──────── RECORD SET
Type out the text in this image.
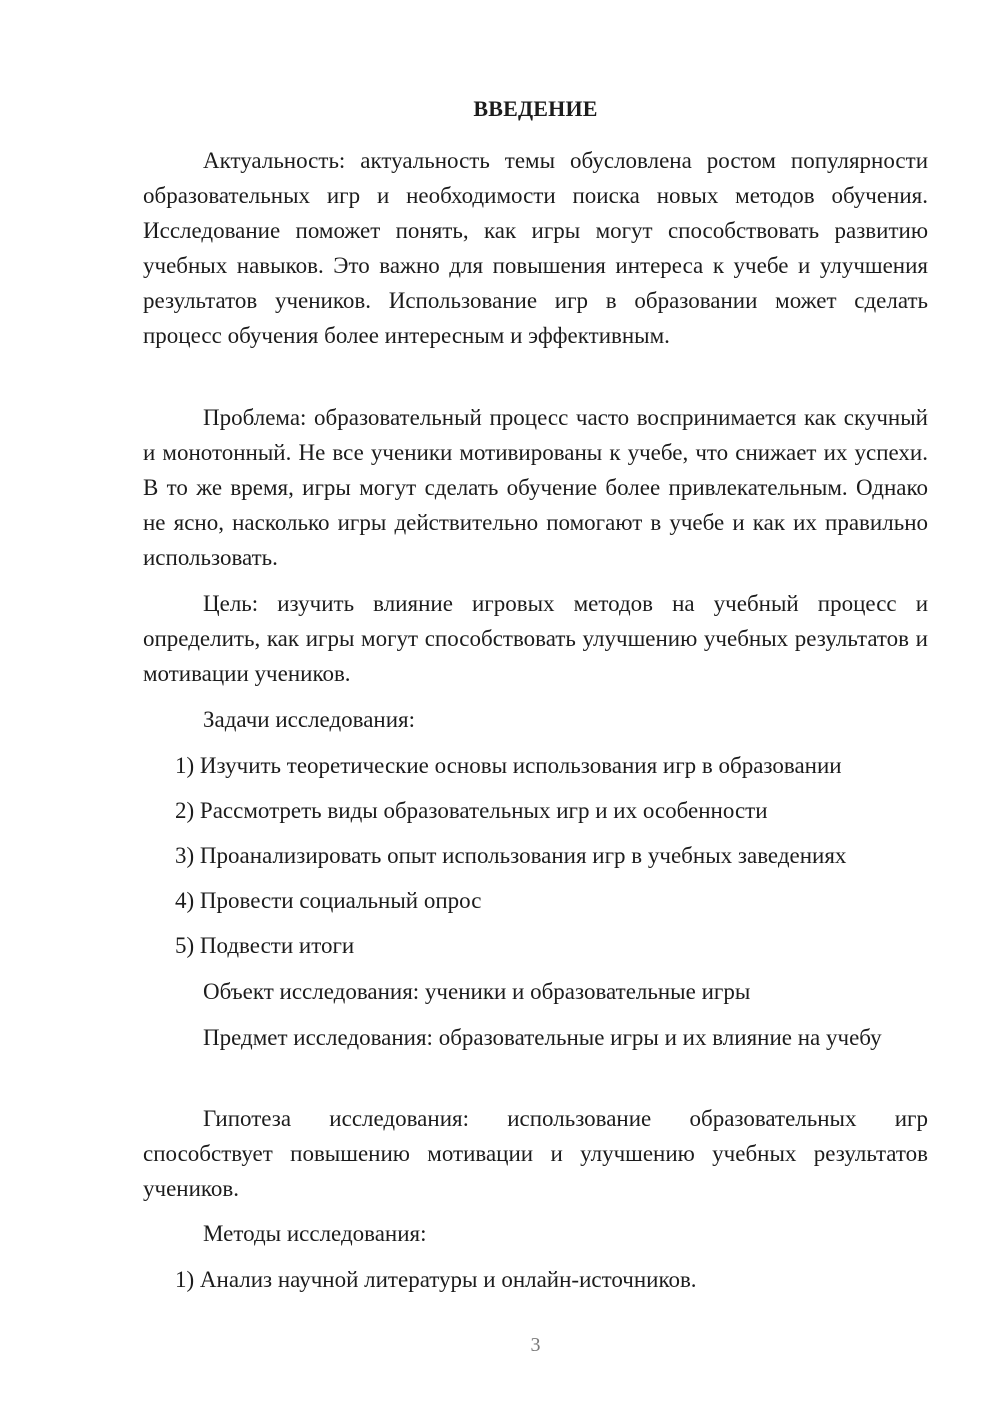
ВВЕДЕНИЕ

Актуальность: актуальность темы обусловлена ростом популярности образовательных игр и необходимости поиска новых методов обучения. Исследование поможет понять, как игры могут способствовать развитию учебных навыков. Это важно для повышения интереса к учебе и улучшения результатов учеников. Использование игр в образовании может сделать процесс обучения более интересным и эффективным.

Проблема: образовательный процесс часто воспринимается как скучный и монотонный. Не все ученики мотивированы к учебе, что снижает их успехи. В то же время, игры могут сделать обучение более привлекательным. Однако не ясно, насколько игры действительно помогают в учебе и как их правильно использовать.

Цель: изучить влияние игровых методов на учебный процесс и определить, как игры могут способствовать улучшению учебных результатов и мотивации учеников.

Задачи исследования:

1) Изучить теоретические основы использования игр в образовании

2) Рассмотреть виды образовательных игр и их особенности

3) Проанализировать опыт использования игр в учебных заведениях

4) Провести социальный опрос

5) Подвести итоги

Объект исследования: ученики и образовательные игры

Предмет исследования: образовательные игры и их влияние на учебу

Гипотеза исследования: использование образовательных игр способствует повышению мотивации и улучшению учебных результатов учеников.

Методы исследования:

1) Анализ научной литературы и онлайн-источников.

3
────────────────
TASK: Exactly how many lines of the listing above contain the string "исследования"? Give no more than the number.

RESPONSE TO THE TASK: 5